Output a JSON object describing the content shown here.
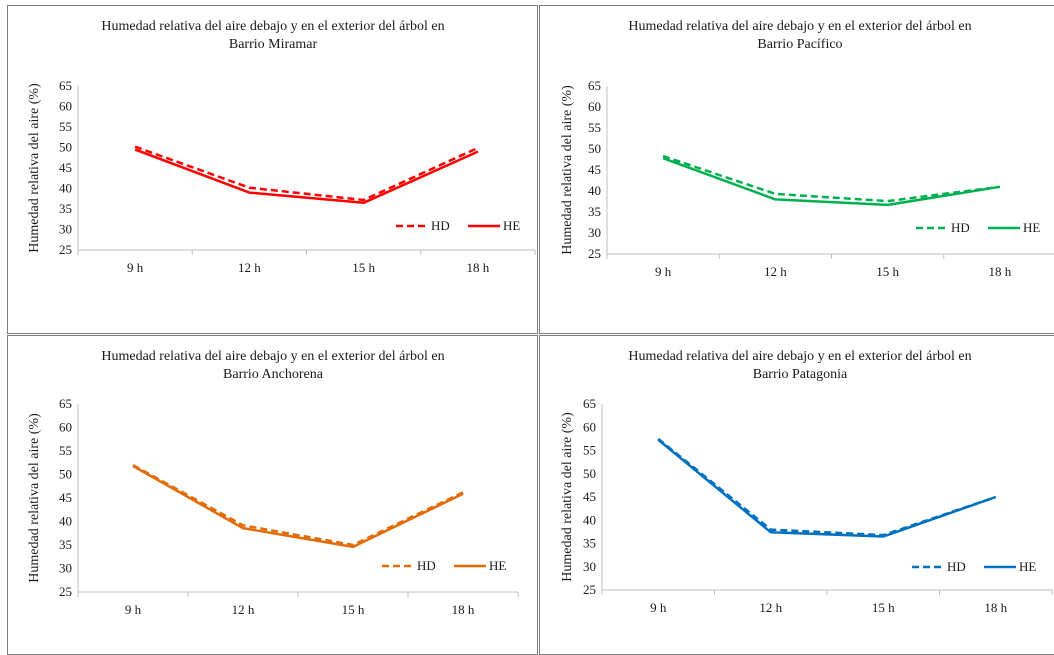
{
  "charts": [
    {
      "title_line1": "Humedad relativa del aire debajo y en el exterior del árbol en",
      "title_line2": "Barrio Miramar"
    },
    {
      "title_line1": "Humedad relativa del aire debajo y en el exterior del árbol en",
      "title_line2": "Barrio Pacífico"
    },
    {
      "title_line1": "Humedad relativa del aire debajo y en el exterior del árbol en",
      "title_line2": "Barrio Anchorena"
    },
    {
      "title_line1": "Humedad relativa del aire debajo y en el exterior del árbol en",
      "title_line2": "Barrio Patagonia"
    }
  ],
  "chart_data": [
    {
      "type": "line",
      "title": "Humedad relativa del aire debajo y en el exterior del árbol en Barrio Miramar",
      "ylabel": "Humedad relativa del aire (%)",
      "xlabel": "",
      "categories": [
        "9 h",
        "12 h",
        "15 h",
        "18 h"
      ],
      "ylim": [
        25,
        65
      ],
      "yticks": [
        25,
        30,
        35,
        40,
        45,
        50,
        55,
        60,
        65
      ],
      "legend_position": "right",
      "grid": false,
      "color": "#ff0000",
      "series": [
        {
          "name": "HD",
          "style": "dashed",
          "values": [
            50.2,
            40.2,
            37.2,
            49.9
          ]
        },
        {
          "name": "HE",
          "style": "solid",
          "values": [
            49.5,
            39.0,
            36.5,
            49.0
          ]
        }
      ]
    },
    {
      "type": "line",
      "title": "Humedad relativa del aire debajo y en el exterior del árbol en Barrio Pacífico",
      "ylabel": "Humedad relativa del aire (%)",
      "xlabel": "",
      "categories": [
        "9 h",
        "12 h",
        "15 h",
        "18 h"
      ],
      "ylim": [
        25,
        65
      ],
      "yticks": [
        25,
        30,
        35,
        40,
        45,
        50,
        55,
        60,
        65
      ],
      "legend_position": "bottom-right",
      "grid": false,
      "color": "#00b050",
      "series": [
        {
          "name": "HD",
          "style": "dashed",
          "values": [
            48.3,
            39.3,
            37.6,
            41.0
          ]
        },
        {
          "name": "HE",
          "style": "solid",
          "values": [
            47.8,
            38.0,
            36.7,
            41.0
          ]
        }
      ]
    },
    {
      "type": "line",
      "title": "Humedad relativa del aire debajo y en el exterior del árbol en Barrio Anchorena",
      "ylabel": "Humedad relativa del aire (%)",
      "xlabel": "",
      "categories": [
        "9 h",
        "12 h",
        "15 h",
        "18 h"
      ],
      "ylim": [
        25,
        65
      ],
      "yticks": [
        25,
        30,
        35,
        40,
        45,
        50,
        55,
        60,
        65
      ],
      "legend_position": "bottom-right",
      "grid": false,
      "color": "#e36c0a",
      "series": [
        {
          "name": "HD",
          "style": "dashed",
          "values": [
            52.0,
            39.2,
            35.0,
            46.2
          ]
        },
        {
          "name": "HE",
          "style": "solid",
          "values": [
            51.8,
            38.6,
            34.6,
            45.9
          ]
        }
      ]
    },
    {
      "type": "line",
      "title": "Humedad relativa del aire debajo y en el exterior del árbol en Barrio Patagonia",
      "ylabel": "Humedad relativa del aire (%)",
      "xlabel": "",
      "categories": [
        "9 h",
        "12 h",
        "15 h",
        "18 h"
      ],
      "ylim": [
        25,
        65
      ],
      "yticks": [
        25,
        30,
        35,
        40,
        45,
        50,
        55,
        60,
        65
      ],
      "legend_position": "bottom-right",
      "grid": false,
      "color": "#0070c0",
      "series": [
        {
          "name": "HD",
          "style": "dashed",
          "values": [
            57.5,
            38.0,
            36.8,
            45.0
          ]
        },
        {
          "name": "HE",
          "style": "solid",
          "values": [
            57.3,
            37.4,
            36.5,
            45.0
          ]
        }
      ]
    }
  ]
}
***
WHAT THE EXERCISE ASKS: Every record above should be transcribed exactly; the pictures stay out of the copy.

EXERCISE ANSWER:
Output a JSON object describing the content shown here.
{
  "charts": [
    {
      "title_line1": "Humedad relativa del aire debajo y en el exterior del árbol en",
      "title_line2": "Barrio Miramar"
    },
    {
      "title_line1": "Humedad relativa del aire debajo y en el exterior del árbol en",
      "title_line2": "Barrio Pacífico"
    },
    {
      "title_line1": "Humedad relativa del aire debajo y en el exterior del árbol en",
      "title_line2": "Barrio Anchorena"
    },
    {
      "title_line1": "Humedad relativa del aire debajo y en el exterior del árbol en",
      "title_line2": "Barrio Patagonia"
    }
  ],
  "chart_data": [
    {
      "type": "line",
      "title": "Humedad relativa del aire debajo y en el exterior del árbol en Barrio Miramar",
      "ylabel": "Humedad relativa del aire (%)",
      "xlabel": "",
      "categories": [
        "9 h",
        "12 h",
        "15 h",
        "18 h"
      ],
      "ylim": [
        25,
        65
      ],
      "yticks": [
        25,
        30,
        35,
        40,
        45,
        50,
        55,
        60,
        65
      ],
      "legend_position": "right",
      "grid": false,
      "color": "#ff0000",
      "series": [
        {
          "name": "HD",
          "style": "dashed",
          "values": [
            50.2,
            40.2,
            37.2,
            49.9
          ]
        },
        {
          "name": "HE",
          "style": "solid",
          "values": [
            49.5,
            39.0,
            36.5,
            49.0
          ]
        }
      ]
    },
    {
      "type": "line",
      "title": "Humedad relativa del aire debajo y en el exterior del árbol en Barrio Pacífico",
      "ylabel": "Humedad relativa del aire (%)",
      "xlabel": "",
      "categories": [
        "9 h",
        "12 h",
        "15 h",
        "18 h"
      ],
      "ylim": [
        25,
        65
      ],
      "yticks": [
        25,
        30,
        35,
        40,
        45,
        50,
        55,
        60,
        65
      ],
      "legend_position": "bottom-right",
      "grid": false,
      "color": "#00b050",
      "series": [
        {
          "name": "HD",
          "style": "dashed",
          "values": [
            48.3,
            39.3,
            37.6,
            41.0
          ]
        },
        {
          "name": "HE",
          "style": "solid",
          "values": [
            47.8,
            38.0,
            36.7,
            41.0
          ]
        }
      ]
    },
    {
      "type": "line",
      "title": "Humedad relativa del aire debajo y en el exterior del árbol en Barrio Anchorena",
      "ylabel": "Humedad relativa del aire (%)",
      "xlabel": "",
      "categories": [
        "9 h",
        "12 h",
        "15 h",
        "18 h"
      ],
      "ylim": [
        25,
        65
      ],
      "yticks": [
        25,
        30,
        35,
        40,
        45,
        50,
        55,
        60,
        65
      ],
      "legend_position": "bottom-right",
      "grid": false,
      "color": "#e36c0a",
      "series": [
        {
          "name": "HD",
          "style": "dashed",
          "values": [
            52.0,
            39.2,
            35.0,
            46.2
          ]
        },
        {
          "name": "HE",
          "style": "solid",
          "values": [
            51.8,
            38.6,
            34.6,
            45.9
          ]
        }
      ]
    },
    {
      "type": "line",
      "title": "Humedad relativa del aire debajo y en el exterior del árbol en Barrio Patagonia",
      "ylabel": "Humedad relativa del aire (%)",
      "xlabel": "",
      "categories": [
        "9 h",
        "12 h",
        "15 h",
        "18 h"
      ],
      "ylim": [
        25,
        65
      ],
      "yticks": [
        25,
        30,
        35,
        40,
        45,
        50,
        55,
        60,
        65
      ],
      "legend_position": "bottom-right",
      "grid": false,
      "color": "#0070c0",
      "series": [
        {
          "name": "HD",
          "style": "dashed",
          "values": [
            57.5,
            38.0,
            36.8,
            45.0
          ]
        },
        {
          "name": "HE",
          "style": "solid",
          "values": [
            57.3,
            37.4,
            36.5,
            45.0
          ]
        }
      ]
    }
  ]
}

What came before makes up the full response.